▼
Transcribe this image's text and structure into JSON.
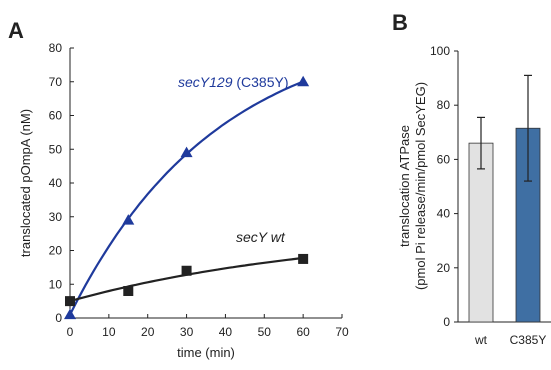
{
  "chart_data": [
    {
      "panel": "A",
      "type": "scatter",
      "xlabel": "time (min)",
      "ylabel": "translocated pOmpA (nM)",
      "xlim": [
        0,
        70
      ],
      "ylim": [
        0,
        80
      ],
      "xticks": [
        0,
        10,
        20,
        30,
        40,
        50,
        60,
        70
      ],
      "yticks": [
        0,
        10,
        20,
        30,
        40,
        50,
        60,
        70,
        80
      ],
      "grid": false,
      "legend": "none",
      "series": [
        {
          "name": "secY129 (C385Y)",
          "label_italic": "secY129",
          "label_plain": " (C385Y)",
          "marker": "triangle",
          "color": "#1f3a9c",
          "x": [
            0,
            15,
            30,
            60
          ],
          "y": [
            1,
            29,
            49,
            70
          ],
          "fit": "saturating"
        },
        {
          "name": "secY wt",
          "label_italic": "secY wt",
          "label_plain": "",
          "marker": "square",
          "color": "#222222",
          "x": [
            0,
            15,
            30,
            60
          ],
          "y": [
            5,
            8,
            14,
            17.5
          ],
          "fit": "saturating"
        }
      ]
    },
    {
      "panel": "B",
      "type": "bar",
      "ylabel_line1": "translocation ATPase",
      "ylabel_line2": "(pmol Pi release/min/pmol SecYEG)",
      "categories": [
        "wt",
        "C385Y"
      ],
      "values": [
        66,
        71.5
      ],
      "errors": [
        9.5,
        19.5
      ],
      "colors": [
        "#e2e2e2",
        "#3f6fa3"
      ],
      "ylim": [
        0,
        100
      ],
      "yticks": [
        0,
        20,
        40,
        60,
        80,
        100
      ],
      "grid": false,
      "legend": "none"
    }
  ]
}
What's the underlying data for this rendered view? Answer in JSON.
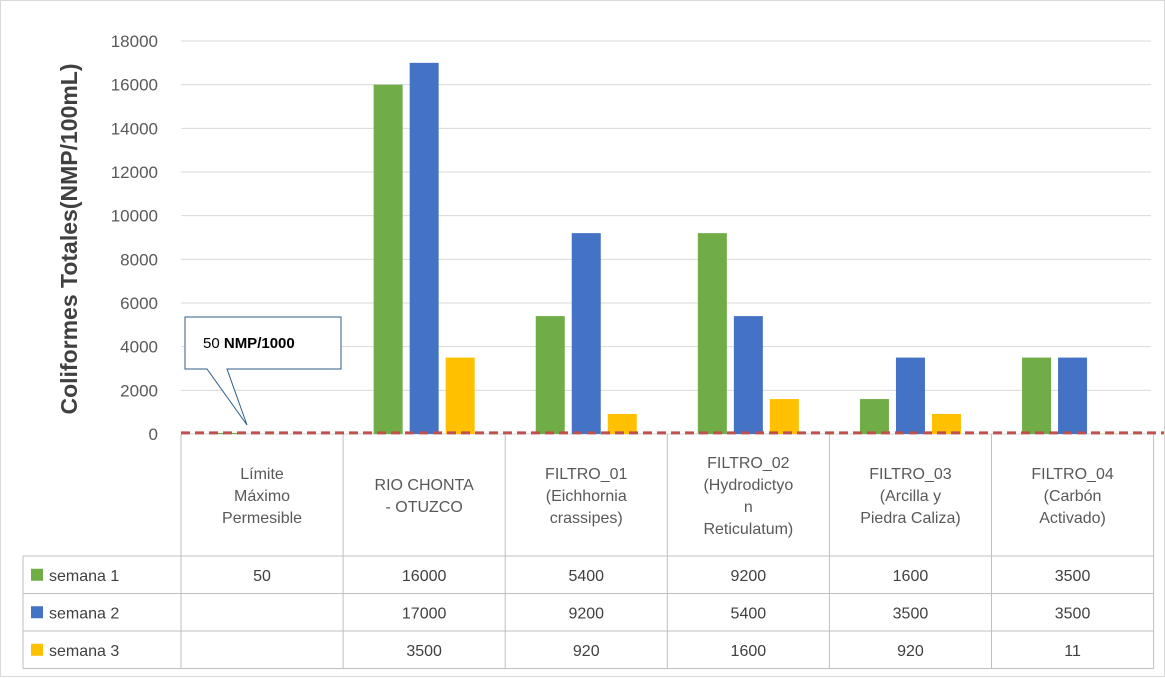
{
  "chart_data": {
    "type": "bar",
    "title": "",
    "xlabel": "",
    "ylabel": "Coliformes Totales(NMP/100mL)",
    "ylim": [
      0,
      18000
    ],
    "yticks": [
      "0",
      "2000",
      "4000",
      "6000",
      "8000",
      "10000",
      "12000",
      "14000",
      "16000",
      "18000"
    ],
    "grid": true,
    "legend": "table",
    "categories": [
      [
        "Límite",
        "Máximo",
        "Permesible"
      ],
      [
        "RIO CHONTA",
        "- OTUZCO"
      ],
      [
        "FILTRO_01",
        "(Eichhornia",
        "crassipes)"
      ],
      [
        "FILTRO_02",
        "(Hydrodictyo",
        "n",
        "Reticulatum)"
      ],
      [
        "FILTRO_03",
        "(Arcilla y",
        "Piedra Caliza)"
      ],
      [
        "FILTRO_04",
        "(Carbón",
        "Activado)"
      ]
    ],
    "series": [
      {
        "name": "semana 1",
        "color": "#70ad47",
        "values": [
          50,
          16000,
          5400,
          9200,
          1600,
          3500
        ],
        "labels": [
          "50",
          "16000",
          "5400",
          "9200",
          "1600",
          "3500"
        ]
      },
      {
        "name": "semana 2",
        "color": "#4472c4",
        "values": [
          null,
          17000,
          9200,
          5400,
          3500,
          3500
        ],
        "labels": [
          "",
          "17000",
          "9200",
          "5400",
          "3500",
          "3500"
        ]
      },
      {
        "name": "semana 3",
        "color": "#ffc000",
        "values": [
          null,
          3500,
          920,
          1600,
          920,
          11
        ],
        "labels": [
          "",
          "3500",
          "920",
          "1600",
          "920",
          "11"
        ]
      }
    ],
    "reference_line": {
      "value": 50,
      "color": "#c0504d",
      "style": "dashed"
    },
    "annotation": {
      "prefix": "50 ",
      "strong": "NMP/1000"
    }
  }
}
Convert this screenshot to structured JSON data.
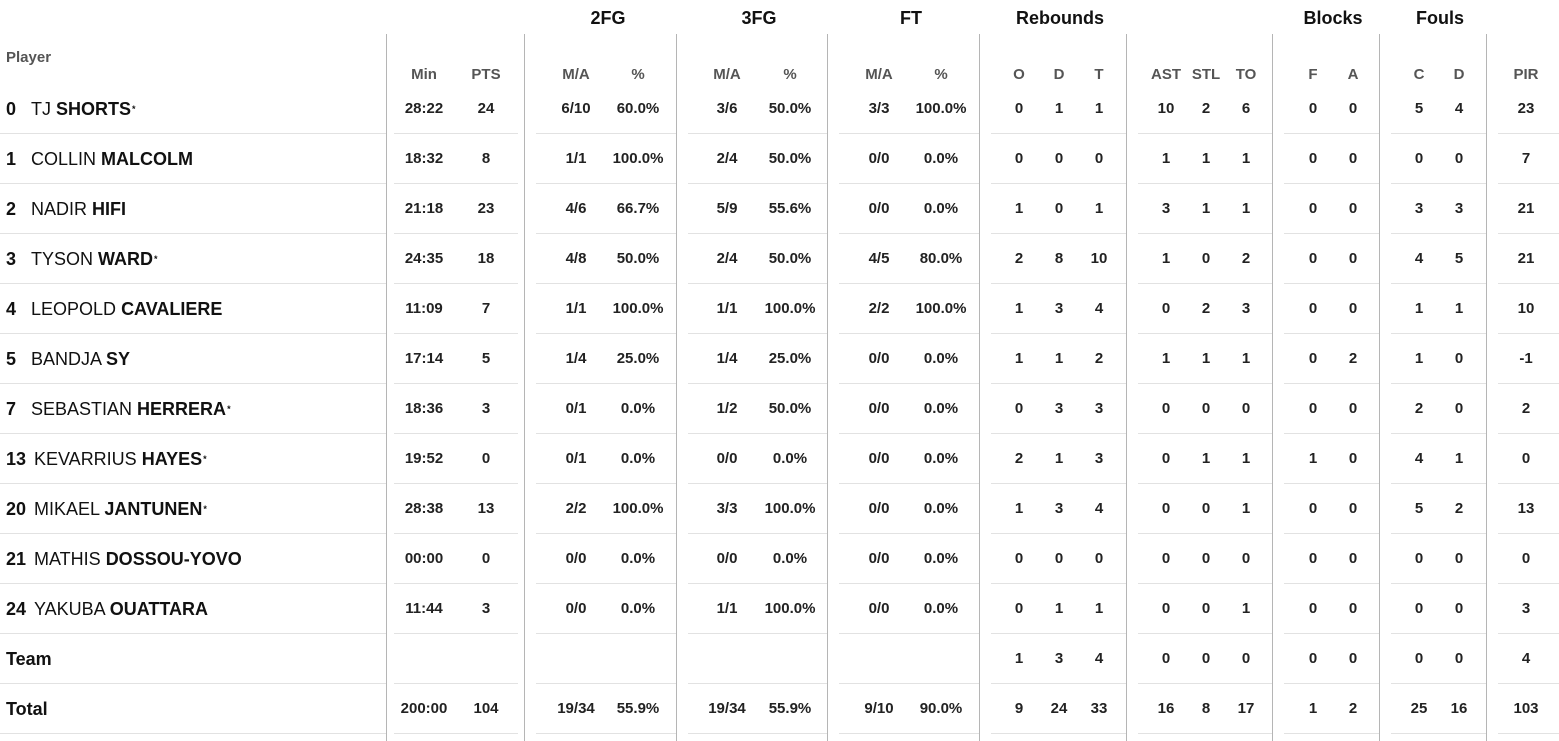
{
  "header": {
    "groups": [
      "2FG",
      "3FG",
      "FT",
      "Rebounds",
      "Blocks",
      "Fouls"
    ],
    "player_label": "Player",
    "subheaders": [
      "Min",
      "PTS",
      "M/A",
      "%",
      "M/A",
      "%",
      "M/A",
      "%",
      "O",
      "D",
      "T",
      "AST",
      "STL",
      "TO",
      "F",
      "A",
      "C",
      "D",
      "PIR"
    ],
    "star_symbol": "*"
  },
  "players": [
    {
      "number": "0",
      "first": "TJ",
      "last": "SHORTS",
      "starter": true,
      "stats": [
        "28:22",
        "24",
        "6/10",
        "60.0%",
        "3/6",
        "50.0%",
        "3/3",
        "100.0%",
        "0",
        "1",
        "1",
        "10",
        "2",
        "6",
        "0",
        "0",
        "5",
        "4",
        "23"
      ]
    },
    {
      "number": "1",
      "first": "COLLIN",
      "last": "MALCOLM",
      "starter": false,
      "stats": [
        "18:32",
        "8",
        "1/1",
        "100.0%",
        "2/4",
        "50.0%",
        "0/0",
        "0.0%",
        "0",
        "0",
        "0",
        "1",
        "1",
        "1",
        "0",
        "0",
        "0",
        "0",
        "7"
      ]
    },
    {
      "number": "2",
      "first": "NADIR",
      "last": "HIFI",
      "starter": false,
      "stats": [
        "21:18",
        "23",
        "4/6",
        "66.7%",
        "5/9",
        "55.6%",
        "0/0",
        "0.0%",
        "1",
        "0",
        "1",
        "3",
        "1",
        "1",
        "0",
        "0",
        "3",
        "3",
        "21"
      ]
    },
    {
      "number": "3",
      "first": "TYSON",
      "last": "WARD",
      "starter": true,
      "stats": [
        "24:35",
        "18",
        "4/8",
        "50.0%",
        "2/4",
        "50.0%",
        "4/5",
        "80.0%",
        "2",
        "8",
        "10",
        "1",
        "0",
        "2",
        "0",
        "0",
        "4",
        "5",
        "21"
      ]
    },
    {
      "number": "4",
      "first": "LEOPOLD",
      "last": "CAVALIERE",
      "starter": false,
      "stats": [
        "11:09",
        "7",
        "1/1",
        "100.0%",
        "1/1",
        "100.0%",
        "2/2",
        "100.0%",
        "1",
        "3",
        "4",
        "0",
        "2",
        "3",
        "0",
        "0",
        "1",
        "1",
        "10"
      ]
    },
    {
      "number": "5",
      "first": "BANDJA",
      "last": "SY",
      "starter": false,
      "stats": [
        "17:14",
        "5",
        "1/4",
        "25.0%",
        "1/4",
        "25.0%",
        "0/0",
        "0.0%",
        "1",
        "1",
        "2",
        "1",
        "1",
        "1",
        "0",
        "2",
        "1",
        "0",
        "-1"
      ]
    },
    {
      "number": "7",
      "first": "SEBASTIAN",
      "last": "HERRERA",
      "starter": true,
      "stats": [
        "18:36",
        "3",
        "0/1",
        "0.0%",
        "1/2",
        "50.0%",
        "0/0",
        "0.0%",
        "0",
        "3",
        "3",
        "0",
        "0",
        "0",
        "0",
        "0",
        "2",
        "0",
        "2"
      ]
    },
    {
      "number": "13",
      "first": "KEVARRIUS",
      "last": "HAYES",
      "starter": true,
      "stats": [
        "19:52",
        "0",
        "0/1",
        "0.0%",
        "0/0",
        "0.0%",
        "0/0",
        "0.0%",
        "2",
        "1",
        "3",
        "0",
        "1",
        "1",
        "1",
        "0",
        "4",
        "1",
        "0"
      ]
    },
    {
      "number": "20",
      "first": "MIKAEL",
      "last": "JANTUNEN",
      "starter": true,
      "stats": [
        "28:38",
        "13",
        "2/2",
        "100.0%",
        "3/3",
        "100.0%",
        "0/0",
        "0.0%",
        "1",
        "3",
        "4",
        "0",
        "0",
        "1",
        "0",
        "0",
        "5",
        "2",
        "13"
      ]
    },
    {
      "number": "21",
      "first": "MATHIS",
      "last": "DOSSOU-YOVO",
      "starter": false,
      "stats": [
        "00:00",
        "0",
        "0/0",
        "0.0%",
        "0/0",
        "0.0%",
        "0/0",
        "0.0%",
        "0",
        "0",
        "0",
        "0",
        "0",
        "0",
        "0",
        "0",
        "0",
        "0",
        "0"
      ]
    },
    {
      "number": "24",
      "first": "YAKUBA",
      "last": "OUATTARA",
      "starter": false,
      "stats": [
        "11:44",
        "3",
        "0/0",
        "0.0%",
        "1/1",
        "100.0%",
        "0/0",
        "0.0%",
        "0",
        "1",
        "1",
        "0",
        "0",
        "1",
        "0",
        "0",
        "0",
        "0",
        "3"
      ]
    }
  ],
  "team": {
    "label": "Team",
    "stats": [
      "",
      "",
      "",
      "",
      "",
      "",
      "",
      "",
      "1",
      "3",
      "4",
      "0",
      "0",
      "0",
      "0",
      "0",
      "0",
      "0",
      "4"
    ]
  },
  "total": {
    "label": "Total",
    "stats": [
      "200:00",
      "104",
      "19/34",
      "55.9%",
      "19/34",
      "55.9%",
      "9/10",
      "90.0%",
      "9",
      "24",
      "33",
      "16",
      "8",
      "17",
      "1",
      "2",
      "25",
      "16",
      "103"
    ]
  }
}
▲
(Exercise)
In the listing above, find the lines holding the word "legend" and copy them.

(In response)
      "legend": "none",
      "legend": "none"
    "legend": "table",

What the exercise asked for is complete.